Set down each entry from the block beneath, exactly as written.
──────
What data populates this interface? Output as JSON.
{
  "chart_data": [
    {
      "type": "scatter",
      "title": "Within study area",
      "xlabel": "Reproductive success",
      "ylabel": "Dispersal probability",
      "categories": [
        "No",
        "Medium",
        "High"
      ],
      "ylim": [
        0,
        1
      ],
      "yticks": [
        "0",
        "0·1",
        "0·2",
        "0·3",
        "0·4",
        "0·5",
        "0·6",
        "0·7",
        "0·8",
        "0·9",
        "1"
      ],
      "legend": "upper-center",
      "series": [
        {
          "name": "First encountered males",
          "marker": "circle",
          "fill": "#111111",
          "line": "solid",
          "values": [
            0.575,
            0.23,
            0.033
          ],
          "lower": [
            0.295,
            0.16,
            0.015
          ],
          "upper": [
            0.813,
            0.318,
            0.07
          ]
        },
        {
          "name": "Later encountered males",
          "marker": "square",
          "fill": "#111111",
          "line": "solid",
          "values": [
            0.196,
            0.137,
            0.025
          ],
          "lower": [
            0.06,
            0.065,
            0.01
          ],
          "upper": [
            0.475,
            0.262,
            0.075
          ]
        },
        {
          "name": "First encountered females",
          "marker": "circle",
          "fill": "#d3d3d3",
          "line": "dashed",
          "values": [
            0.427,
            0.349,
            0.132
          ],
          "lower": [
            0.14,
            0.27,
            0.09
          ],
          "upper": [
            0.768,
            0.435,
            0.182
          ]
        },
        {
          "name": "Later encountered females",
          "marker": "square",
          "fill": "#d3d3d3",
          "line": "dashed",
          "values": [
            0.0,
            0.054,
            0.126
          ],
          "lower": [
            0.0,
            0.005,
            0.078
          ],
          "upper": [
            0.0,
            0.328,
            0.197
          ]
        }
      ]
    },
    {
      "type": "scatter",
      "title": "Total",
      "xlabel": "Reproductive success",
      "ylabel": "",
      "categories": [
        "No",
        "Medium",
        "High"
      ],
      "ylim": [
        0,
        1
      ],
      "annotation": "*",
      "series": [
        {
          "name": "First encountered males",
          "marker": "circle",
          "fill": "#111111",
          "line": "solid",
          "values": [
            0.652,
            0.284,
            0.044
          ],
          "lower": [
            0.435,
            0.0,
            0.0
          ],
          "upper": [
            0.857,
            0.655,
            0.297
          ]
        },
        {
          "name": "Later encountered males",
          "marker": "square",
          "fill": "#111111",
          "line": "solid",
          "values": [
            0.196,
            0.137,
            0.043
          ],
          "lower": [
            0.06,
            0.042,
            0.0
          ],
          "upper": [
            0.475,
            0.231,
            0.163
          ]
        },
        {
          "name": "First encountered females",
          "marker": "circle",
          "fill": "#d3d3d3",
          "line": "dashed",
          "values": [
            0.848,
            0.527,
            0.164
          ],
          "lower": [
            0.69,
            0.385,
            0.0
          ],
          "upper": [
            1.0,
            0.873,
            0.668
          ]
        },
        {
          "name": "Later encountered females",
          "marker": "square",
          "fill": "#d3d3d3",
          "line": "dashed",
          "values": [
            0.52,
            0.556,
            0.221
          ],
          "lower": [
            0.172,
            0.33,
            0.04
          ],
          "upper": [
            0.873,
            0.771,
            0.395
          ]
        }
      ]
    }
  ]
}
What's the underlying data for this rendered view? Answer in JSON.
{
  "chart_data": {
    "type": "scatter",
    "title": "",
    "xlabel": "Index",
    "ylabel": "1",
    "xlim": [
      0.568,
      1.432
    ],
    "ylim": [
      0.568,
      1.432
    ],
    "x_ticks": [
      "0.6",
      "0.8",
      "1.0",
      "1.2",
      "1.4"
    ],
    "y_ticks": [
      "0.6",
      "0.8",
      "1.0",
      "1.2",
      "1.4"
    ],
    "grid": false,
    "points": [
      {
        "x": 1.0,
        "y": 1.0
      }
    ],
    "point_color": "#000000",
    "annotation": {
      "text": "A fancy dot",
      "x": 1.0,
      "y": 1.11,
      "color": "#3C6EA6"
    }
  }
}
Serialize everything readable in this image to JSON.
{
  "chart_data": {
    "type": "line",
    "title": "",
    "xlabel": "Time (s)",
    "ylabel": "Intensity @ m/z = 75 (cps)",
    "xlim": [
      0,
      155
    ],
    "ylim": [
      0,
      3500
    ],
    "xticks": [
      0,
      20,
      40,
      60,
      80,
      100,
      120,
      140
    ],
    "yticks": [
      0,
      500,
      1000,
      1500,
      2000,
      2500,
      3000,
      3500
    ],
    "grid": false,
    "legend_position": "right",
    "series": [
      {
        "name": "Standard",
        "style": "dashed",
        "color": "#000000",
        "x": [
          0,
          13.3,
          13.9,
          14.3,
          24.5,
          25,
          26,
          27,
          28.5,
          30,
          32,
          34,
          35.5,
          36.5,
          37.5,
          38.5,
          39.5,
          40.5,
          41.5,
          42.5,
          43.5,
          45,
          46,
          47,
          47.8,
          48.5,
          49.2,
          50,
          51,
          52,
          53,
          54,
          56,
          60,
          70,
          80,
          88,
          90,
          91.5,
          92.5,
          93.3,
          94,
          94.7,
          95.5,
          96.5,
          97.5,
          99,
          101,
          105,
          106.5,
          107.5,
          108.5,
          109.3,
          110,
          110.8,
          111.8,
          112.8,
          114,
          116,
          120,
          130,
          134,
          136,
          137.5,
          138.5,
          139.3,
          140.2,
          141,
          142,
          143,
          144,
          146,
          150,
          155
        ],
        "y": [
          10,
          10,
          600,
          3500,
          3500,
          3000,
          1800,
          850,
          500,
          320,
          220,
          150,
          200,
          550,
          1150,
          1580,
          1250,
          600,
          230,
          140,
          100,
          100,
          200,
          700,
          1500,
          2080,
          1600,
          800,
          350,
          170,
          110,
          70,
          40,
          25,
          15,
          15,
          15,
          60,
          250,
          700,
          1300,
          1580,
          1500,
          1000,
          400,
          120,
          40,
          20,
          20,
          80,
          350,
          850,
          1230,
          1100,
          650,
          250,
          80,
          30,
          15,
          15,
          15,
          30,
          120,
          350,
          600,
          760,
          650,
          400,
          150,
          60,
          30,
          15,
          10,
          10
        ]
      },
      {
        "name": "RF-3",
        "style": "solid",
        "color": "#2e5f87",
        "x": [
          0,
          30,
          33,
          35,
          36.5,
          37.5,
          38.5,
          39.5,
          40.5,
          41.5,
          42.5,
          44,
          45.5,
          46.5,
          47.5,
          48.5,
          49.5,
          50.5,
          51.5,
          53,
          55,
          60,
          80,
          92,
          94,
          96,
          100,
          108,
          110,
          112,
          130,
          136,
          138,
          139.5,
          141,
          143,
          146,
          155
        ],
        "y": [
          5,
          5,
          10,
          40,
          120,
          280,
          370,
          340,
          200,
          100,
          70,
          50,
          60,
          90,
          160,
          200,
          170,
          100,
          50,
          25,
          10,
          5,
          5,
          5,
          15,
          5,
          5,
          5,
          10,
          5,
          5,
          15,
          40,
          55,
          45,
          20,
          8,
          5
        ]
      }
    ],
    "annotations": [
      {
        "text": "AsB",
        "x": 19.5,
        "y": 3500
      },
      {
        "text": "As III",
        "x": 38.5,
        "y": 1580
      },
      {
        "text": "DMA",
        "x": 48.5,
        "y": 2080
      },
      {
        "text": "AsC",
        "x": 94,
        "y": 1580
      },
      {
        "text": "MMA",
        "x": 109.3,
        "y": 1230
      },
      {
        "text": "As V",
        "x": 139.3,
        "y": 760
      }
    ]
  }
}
──────
| SOLUTION TO THIS EXERCISE |
What data populates this interface? Output as JSON.
{
  "chart_data": [
    {
      "type": "scatter",
      "title": "Within study area",
      "xlabel": "Reproductive success",
      "ylabel": "Dispersal probability",
      "categories": [
        "No",
        "Medium",
        "High"
      ],
      "ylim": [
        0,
        1
      ],
      "yticks": [
        "0",
        "0·1",
        "0·2",
        "0·3",
        "0·4",
        "0·5",
        "0·6",
        "0·7",
        "0·8",
        "0·9",
        "1"
      ],
      "legend": "upper-center",
      "series": [
        {
          "name": "First encountered males",
          "marker": "circle",
          "fill": "#111111",
          "line": "solid",
          "values": [
            0.575,
            0.23,
            0.033
          ],
          "lower": [
            0.295,
            0.16,
            0.015
          ],
          "upper": [
            0.813,
            0.318,
            0.07
          ]
        },
        {
          "name": "Later encountered males",
          "marker": "square",
          "fill": "#111111",
          "line": "solid",
          "values": [
            0.196,
            0.137,
            0.025
          ],
          "lower": [
            0.06,
            0.065,
            0.01
          ],
          "upper": [
            0.475,
            0.262,
            0.075
          ]
        },
        {
          "name": "First encountered females",
          "marker": "circle",
          "fill": "#d3d3d3",
          "line": "dashed",
          "values": [
            0.427,
            0.349,
            0.132
          ],
          "lower": [
            0.14,
            0.27,
            0.09
          ],
          "upper": [
            0.768,
            0.435,
            0.182
          ]
        },
        {
          "name": "Later encountered females",
          "marker": "square",
          "fill": "#d3d3d3",
          "line": "dashed",
          "values": [
            0.0,
            0.054,
            0.126
          ],
          "lower": [
            0.0,
            0.005,
            0.078
          ],
          "upper": [
            0.0,
            0.328,
            0.197
          ]
        }
      ]
    },
    {
      "type": "scatter",
      "title": "Total",
      "xlabel": "Reproductive success",
      "ylabel": "",
      "categories": [
        "No",
        "Medium",
        "High"
      ],
      "ylim": [
        0,
        1
      ],
      "annotation": "*",
      "series": [
        {
          "name": "First encountered males",
          "marker": "circle",
          "fill": "#111111",
          "line": "solid",
          "values": [
            0.652,
            0.284,
            0.044
          ],
          "lower": [
            0.435,
            0.0,
            0.0
          ],
          "upper": [
            0.857,
            0.655,
            0.297
          ]
        },
        {
          "name": "Later encountered males",
          "marker": "square",
          "fill": "#111111",
          "line": "solid",
          "values": [
            0.196,
            0.137,
            0.043
          ],
          "lower": [
            0.06,
            0.042,
            0.0
          ],
          "upper": [
            0.475,
            0.231,
            0.163
          ]
        },
        {
          "name": "First encountered females",
          "marker": "circle",
          "fill": "#d3d3d3",
          "line": "dashed",
          "values": [
            0.848,
            0.527,
            0.164
          ],
          "lower": [
            0.69,
            0.385,
            0.0
          ],
          "upper": [
            1.0,
            0.873,
            0.668
          ]
        },
        {
          "name": "Later encountered females",
          "marker": "square",
          "fill": "#d3d3d3",
          "line": "dashed",
          "values": [
            0.52,
            0.556,
            0.221
          ],
          "lower": [
            0.172,
            0.33,
            0.04
          ],
          "upper": [
            0.873,
            0.771,
            0.395
          ]
        }
      ]
    }
  ]
}
What's the underlying data for this rendered view? Answer in JSON.
{
  "chart_data": {
    "type": "scatter",
    "title": "",
    "xlabel": "Index",
    "ylabel": "1",
    "xlim": [
      0.568,
      1.432
    ],
    "ylim": [
      0.568,
      1.432
    ],
    "x_ticks": [
      "0.6",
      "0.8",
      "1.0",
      "1.2",
      "1.4"
    ],
    "y_ticks": [
      "0.6",
      "0.8",
      "1.0",
      "1.2",
      "1.4"
    ],
    "grid": false,
    "points": [
      {
        "x": 1.0,
        "y": 1.0
      }
    ],
    "point_color": "#000000",
    "annotation": {
      "text": "A fancy dot",
      "x": 1.0,
      "y": 1.11,
      "color": "#3C6EA6"
    }
  }
}
Serialize everything readable in this image to JSON.
{
  "chart_data": {
    "type": "line",
    "title": "",
    "xlabel": "Time (s)",
    "ylabel": "Intensity @ m/z = 75 (cps)",
    "xlim": [
      0,
      155
    ],
    "ylim": [
      0,
      3500
    ],
    "xticks": [
      0,
      20,
      40,
      60,
      80,
      100,
      120,
      140
    ],
    "yticks": [
      0,
      500,
      1000,
      1500,
      2000,
      2500,
      3000,
      3500
    ],
    "grid": false,
    "legend_position": "right",
    "series": [
      {
        "name": "Standard",
        "style": "dashed",
        "color": "#000000",
        "x": [
          0,
          13.3,
          13.9,
          14.3,
          24.5,
          25,
          26,
          27,
          28.5,
          30,
          32,
          34,
          35.5,
          36.5,
          37.5,
          38.5,
          39.5,
          40.5,
          41.5,
          42.5,
          43.5,
          45,
          46,
          47,
          47.8,
          48.5,
          49.2,
          50,
          51,
          52,
          53,
          54,
          56,
          60,
          70,
          80,
          88,
          90,
          91.5,
          92.5,
          93.3,
          94,
          94.7,
          95.5,
          96.5,
          97.5,
          99,
          101,
          105,
          106.5,
          107.5,
          108.5,
          109.3,
          110,
          110.8,
          111.8,
          112.8,
          114,
          116,
          120,
          130,
          134,
          136,
          137.5,
          138.5,
          139.3,
          140.2,
          141,
          142,
          143,
          144,
          146,
          150,
          155
        ],
        "y": [
          10,
          10,
          600,
          3500,
          3500,
          3000,
          1800,
          850,
          500,
          320,
          220,
          150,
          200,
          550,
          1150,
          1580,
          1250,
          600,
          230,
          140,
          100,
          100,
          200,
          700,
          1500,
          2080,
          1600,
          800,
          350,
          170,
          110,
          70,
          40,
          25,
          15,
          15,
          15,
          60,
          250,
          700,
          1300,
          1580,
          1500,
          1000,
          400,
          120,
          40,
          20,
          20,
          80,
          350,
          850,
          1230,
          1100,
          650,
          250,
          80,
          30,
          15,
          15,
          15,
          30,
          120,
          350,
          600,
          760,
          650,
          400,
          150,
          60,
          30,
          15,
          10,
          10
        ]
      },
      {
        "name": "RF-3",
        "style": "solid",
        "color": "#2e5f87",
        "x": [
          0,
          30,
          33,
          35,
          36.5,
          37.5,
          38.5,
          39.5,
          40.5,
          41.5,
          42.5,
          44,
          45.5,
          46.5,
          47.5,
          48.5,
          49.5,
          50.5,
          51.5,
          53,
          55,
          60,
          80,
          92,
          94,
          96,
          100,
          108,
          110,
          112,
          130,
          136,
          138,
          139.5,
          141,
          143,
          146,
          155
        ],
        "y": [
          5,
          5,
          10,
          40,
          120,
          280,
          370,
          340,
          200,
          100,
          70,
          50,
          60,
          90,
          160,
          200,
          170,
          100,
          50,
          25,
          10,
          5,
          5,
          5,
          15,
          5,
          5,
          5,
          10,
          5,
          5,
          15,
          40,
          55,
          45,
          20,
          8,
          5
        ]
      }
    ],
    "annotations": [
      {
        "text": "AsB",
        "x": 19.5,
        "y": 3500
      },
      {
        "text": "As III",
        "x": 38.5,
        "y": 1580
      },
      {
        "text": "DMA",
        "x": 48.5,
        "y": 2080
      },
      {
        "text": "AsC",
        "x": 94,
        "y": 1580
      },
      {
        "text": "MMA",
        "x": 109.3,
        "y": 1230
      },
      {
        "text": "As V",
        "x": 139.3,
        "y": 760
      }
    ]
  }
}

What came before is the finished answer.